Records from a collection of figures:
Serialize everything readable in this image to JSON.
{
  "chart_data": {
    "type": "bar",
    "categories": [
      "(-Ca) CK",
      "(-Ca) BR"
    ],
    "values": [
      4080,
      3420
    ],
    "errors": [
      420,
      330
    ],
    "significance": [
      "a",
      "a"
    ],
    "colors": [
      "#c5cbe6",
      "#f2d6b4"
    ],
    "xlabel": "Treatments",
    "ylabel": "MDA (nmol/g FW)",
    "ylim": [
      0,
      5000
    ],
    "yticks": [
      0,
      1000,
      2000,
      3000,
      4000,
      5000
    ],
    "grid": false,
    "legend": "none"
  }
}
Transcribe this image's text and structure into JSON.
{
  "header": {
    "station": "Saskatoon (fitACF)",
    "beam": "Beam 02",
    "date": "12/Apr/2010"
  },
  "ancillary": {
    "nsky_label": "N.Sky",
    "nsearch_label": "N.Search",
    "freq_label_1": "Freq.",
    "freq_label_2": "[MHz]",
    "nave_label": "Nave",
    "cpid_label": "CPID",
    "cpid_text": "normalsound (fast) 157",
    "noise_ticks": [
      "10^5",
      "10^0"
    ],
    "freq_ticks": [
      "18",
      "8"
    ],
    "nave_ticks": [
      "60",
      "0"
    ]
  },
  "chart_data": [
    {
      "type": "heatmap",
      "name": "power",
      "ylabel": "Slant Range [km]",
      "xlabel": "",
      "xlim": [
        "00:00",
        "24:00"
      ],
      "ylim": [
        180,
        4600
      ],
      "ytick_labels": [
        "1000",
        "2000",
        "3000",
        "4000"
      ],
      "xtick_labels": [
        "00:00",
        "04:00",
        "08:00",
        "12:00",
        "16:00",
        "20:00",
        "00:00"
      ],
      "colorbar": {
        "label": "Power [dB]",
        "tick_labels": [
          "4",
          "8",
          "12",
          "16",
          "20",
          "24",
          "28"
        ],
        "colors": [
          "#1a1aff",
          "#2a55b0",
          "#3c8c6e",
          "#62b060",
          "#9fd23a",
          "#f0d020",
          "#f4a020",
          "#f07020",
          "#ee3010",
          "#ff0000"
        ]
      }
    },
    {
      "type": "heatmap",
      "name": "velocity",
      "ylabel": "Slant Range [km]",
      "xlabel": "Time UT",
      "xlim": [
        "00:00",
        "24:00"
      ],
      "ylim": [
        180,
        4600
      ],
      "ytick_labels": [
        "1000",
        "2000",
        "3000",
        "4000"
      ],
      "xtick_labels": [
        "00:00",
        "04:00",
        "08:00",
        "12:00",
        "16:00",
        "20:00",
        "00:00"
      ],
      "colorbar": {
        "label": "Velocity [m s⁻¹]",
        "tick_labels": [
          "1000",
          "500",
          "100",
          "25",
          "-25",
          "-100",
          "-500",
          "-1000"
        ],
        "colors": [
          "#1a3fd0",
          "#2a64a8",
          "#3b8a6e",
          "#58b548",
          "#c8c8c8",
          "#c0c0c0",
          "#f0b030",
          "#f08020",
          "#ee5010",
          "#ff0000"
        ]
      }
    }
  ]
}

> **WRITTEN INSTRUCTION**
Find every line with "image" in the listing and state how many there are, nothing else.

> **WRITTEN ANSWER**
2